[Aim of the task]: Copy every entry exactly as given, minus the images.

▶

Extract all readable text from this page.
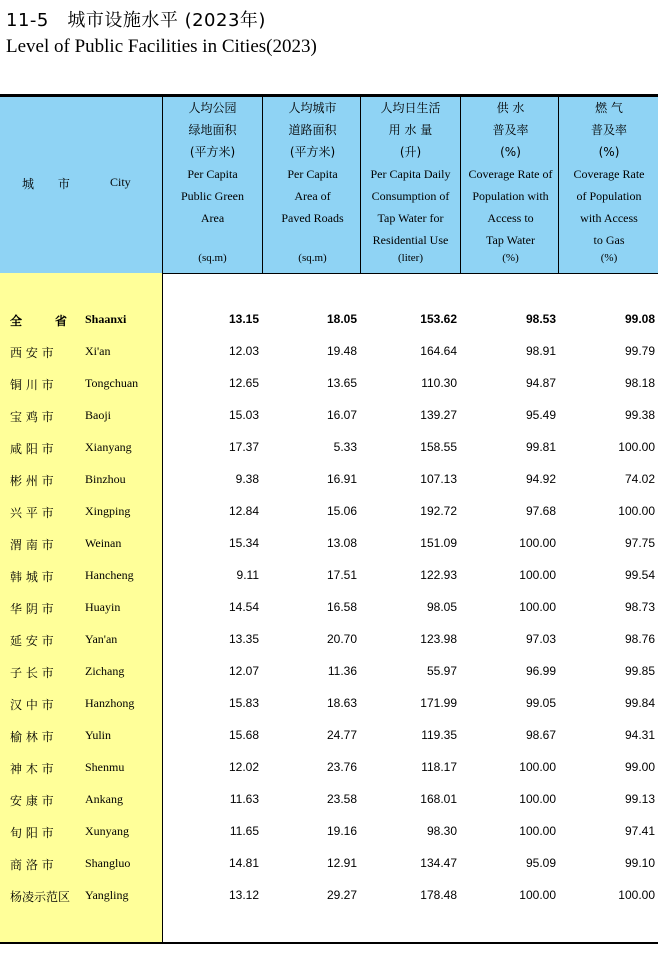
11-5　城市设施水平 (2023年)
Level of Public Facilities in Cities(2023)
城 市	City
人均公园
绿地面积
(平方米)
Per Capita
Public Green
Area
(sq.m)
人均城市
道路面积
(平方米)
Per Capita
Area of
Paved Roads
(sq.m)
人均日生活
用 水 量
(升)
Per Capita Daily
Consumption of
Tap Water for
Residential Use
(liter)
供 水
普及率
(%)
Coverage Rate of
Population with
Access to
Tap Water
(%)
燃 气
普及率
(%)
Coverage Rate
of Population
with Access
to Gas
(%)
全　　省	Shaanxi	13.15	18.05	153.62	98.53	99.08
西 安 市	Xi'an	12.03	19.48	164.64	98.91	99.79
铜 川 市	Tongchuan	12.65	13.65	110.30	94.87	98.18
宝 鸡 市	Baoji	15.03	16.07	139.27	95.49	99.38
咸 阳 市	Xianyang	17.37	5.33	158.55	99.81	100.00
彬 州 市	Binzhou	9.38	16.91	107.13	94.92	74.02
兴 平 市	Xingping	12.84	15.06	192.72	97.68	100.00
渭 南 市	Weinan	15.34	13.08	151.09	100.00	97.75
韩 城 市	Hancheng	9.11	17.51	122.93	100.00	99.54
华 阴 市	Huayin	14.54	16.58	98.05	100.00	98.73
延 安 市	Yan'an	13.35	20.70	123.98	97.03	98.76
子 长 市	Zichang	12.07	11.36	55.97	96.99	99.85
汉 中 市	Hanzhong	15.83	18.63	171.99	99.05	99.84
榆 林 市	Yulin	15.68	24.77	119.35	98.67	94.31
神 木 市	Shenmu	12.02	23.76	118.17	100.00	99.00
安 康 市	Ankang	11.63	23.58	168.01	100.00	99.13
旬 阳 市	Xunyang	11.65	19.16	98.30	100.00	97.41
商 洛 市	Shangluo	14.81	12.91	134.47	95.09	99.10
杨凌示范区	Yangling	13.12	29.27	178.48	100.00	100.00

◀

[Result]:
Extract all readable text from this page.
11-5　城市设施水平 (2023年)
Level of Public Facilities in Cities(2023)
城 市	City
人均公园
绿地面积
(平方米)
Per Capita
Public Green
Area
(sq.m)
人均城市
道路面积
(平方米)
Per Capita
Area of
Paved Roads
(sq.m)
人均日生活
用 水 量
(升)
Per Capita Daily
Consumption of
Tap Water for
Residential Use
(liter)
供 水
普及率
(%)
Coverage Rate of
Population with
Access to
Tap Water
(%)
燃 气
普及率
(%)
Coverage Rate
of Population
with Access
to Gas
(%)
全　　省	Shaanxi	13.15	18.05	153.62	98.53	99.08
西 安 市	Xi'an	12.03	19.48	164.64	98.91	99.79
铜 川 市	Tongchuan	12.65	13.65	110.30	94.87	98.18
宝 鸡 市	Baoji	15.03	16.07	139.27	95.49	99.38
咸 阳 市	Xianyang	17.37	5.33	158.55	99.81	100.00
彬 州 市	Binzhou	9.38	16.91	107.13	94.92	74.02
兴 平 市	Xingping	12.84	15.06	192.72	97.68	100.00
渭 南 市	Weinan	15.34	13.08	151.09	100.00	97.75
韩 城 市	Hancheng	9.11	17.51	122.93	100.00	99.54
华 阴 市	Huayin	14.54	16.58	98.05	100.00	98.73
延 安 市	Yan'an	13.35	20.70	123.98	97.03	98.76
子 长 市	Zichang	12.07	11.36	55.97	96.99	99.85
汉 中 市	Hanzhong	15.83	18.63	171.99	99.05	99.84
榆 林 市	Yulin	15.68	24.77	119.35	98.67	94.31
神 木 市	Shenmu	12.02	23.76	118.17	100.00	99.00
安 康 市	Ankang	11.63	23.58	168.01	100.00	99.13
旬 阳 市	Xunyang	11.65	19.16	98.30	100.00	97.41
商 洛 市	Shangluo	14.81	12.91	134.47	95.09	99.10
杨凌示范区	Yangling	13.12	29.27	178.48	100.00	100.00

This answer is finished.